__Problem to solve__.
Single out the lines that include the word "Input". Copy them.
▼
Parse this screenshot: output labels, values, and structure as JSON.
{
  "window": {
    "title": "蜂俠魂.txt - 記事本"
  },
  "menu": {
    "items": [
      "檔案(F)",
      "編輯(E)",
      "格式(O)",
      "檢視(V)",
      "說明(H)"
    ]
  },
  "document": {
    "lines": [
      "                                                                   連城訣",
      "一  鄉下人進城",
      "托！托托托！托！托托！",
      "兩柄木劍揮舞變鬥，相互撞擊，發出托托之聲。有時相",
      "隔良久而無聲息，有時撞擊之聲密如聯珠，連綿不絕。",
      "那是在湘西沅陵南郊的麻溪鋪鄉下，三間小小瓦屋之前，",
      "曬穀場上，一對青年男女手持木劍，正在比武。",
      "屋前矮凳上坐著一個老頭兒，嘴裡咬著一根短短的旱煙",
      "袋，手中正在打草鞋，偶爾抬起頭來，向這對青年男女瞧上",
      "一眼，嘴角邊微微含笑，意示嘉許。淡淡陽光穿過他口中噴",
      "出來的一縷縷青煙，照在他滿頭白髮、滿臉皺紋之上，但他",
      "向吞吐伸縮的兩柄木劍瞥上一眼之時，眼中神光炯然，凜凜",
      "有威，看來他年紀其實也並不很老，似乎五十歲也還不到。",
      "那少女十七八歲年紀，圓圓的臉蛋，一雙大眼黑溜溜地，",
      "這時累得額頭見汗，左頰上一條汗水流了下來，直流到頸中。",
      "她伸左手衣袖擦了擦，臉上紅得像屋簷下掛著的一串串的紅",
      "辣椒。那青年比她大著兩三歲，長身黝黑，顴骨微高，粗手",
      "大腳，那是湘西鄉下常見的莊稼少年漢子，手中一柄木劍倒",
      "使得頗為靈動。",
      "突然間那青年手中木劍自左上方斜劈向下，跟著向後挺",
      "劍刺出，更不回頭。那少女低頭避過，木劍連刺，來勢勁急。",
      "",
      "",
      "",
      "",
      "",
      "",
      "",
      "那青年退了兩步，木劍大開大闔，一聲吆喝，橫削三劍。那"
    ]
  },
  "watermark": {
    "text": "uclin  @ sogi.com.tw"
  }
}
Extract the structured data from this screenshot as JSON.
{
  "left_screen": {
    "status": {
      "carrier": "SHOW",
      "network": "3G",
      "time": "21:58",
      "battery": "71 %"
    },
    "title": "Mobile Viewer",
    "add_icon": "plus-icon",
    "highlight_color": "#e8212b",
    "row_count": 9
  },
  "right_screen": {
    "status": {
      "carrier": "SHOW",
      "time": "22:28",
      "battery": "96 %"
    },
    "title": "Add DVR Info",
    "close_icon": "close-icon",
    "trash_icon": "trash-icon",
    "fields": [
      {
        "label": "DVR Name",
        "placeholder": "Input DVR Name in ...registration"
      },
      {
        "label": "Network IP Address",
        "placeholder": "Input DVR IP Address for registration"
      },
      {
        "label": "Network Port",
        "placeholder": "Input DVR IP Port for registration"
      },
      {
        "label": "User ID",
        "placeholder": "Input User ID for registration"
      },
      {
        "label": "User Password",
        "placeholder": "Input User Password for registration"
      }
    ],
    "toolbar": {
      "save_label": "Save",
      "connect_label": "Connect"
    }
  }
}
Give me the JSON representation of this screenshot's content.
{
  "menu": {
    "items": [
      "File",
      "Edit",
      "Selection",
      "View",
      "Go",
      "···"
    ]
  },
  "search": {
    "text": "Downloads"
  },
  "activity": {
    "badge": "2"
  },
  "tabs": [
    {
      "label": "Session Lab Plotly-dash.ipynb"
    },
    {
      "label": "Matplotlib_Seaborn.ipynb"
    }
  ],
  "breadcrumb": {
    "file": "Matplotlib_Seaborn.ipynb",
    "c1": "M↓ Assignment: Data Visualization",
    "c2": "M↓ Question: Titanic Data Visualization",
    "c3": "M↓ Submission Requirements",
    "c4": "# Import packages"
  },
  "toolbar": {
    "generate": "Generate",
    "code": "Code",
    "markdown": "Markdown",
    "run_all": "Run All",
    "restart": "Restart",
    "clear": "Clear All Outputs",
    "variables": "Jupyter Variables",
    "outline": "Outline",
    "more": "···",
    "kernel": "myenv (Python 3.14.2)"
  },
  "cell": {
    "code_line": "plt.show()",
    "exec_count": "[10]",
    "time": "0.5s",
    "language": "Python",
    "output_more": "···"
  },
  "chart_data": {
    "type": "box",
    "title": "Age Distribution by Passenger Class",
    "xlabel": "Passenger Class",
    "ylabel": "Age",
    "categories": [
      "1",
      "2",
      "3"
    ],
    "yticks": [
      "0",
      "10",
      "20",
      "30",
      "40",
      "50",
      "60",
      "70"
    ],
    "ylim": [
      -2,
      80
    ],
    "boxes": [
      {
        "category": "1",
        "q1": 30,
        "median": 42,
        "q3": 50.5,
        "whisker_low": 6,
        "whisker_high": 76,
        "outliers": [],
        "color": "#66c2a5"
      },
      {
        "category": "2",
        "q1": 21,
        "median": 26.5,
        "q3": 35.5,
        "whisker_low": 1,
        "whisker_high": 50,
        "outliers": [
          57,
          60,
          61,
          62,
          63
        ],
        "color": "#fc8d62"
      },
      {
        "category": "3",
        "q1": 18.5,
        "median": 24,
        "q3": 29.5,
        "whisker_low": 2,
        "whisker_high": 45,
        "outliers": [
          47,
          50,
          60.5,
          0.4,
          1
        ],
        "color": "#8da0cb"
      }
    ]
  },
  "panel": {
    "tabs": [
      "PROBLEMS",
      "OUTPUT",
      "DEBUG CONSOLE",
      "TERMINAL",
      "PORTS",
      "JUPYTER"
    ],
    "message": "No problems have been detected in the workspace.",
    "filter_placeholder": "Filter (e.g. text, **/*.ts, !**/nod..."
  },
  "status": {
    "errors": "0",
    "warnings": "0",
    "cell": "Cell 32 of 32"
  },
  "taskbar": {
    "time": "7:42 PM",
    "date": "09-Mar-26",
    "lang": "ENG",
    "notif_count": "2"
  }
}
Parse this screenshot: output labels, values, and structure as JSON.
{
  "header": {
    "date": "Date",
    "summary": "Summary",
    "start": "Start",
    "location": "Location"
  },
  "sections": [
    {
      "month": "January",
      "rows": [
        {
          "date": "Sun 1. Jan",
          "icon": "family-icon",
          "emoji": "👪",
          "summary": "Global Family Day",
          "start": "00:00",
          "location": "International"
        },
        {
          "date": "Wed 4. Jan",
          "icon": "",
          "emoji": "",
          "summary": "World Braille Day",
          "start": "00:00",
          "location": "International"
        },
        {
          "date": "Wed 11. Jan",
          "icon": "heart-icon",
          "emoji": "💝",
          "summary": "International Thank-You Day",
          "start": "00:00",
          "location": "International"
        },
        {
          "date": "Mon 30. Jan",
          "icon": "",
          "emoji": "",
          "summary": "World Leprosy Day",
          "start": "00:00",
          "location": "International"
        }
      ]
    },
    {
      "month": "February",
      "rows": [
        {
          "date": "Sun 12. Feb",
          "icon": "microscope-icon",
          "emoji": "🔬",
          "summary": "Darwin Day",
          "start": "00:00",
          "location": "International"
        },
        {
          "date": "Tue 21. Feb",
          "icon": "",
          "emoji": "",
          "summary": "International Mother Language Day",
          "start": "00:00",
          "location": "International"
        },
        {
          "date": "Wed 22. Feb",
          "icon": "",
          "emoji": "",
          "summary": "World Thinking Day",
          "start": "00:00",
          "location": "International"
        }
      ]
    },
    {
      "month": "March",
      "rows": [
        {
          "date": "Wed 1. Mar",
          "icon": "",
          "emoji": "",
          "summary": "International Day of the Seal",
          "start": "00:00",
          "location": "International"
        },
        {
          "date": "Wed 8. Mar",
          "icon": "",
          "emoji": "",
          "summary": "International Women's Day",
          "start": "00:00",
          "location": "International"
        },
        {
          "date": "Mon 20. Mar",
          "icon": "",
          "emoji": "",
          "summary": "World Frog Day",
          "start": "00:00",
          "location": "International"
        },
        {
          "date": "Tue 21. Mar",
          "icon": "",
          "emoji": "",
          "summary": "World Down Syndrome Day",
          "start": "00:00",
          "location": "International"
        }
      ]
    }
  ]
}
▲
__Solution to this task__.
        "placeholder": "Input DVR Name in ...registration"
        "placeholder": "Input DVR IP Address for registration"
        "placeholder": "Input DVR IP Port for registration"
        "placeholder": "Input User ID for registration"
        "placeholder": "Input User Password for registration"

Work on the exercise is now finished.